>> Start Items

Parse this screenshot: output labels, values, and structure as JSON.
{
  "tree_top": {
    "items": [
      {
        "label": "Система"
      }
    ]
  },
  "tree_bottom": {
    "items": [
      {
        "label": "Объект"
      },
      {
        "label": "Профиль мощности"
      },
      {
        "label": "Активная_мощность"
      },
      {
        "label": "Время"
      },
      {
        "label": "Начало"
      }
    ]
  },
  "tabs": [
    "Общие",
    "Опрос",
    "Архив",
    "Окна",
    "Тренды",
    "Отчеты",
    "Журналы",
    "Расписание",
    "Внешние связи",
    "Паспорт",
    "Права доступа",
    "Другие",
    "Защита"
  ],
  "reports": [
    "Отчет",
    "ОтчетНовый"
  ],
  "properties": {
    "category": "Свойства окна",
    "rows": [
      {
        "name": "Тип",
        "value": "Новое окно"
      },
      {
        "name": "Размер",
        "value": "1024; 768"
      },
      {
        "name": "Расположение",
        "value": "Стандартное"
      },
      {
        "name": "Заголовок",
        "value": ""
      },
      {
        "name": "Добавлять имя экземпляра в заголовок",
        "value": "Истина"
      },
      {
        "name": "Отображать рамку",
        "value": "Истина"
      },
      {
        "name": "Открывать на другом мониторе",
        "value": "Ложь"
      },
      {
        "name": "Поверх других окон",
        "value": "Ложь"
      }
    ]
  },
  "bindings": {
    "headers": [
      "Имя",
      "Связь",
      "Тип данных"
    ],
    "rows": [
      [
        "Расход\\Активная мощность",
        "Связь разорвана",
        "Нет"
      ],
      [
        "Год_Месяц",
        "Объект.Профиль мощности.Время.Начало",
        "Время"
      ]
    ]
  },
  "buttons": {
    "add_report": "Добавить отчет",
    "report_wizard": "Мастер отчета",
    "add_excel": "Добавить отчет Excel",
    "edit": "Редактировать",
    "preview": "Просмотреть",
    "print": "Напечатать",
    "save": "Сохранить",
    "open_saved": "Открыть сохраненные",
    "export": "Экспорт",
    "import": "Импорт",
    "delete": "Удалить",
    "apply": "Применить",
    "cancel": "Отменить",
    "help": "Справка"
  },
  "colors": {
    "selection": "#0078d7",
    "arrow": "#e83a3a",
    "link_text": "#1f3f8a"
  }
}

>> End Items

__Exercise details__
Copy out every line of the data that includes the word "Добавить".

__Output of the exercise__
    "add_report": "Добавить отчет",
    "add_excel": "Добавить отчет Excel",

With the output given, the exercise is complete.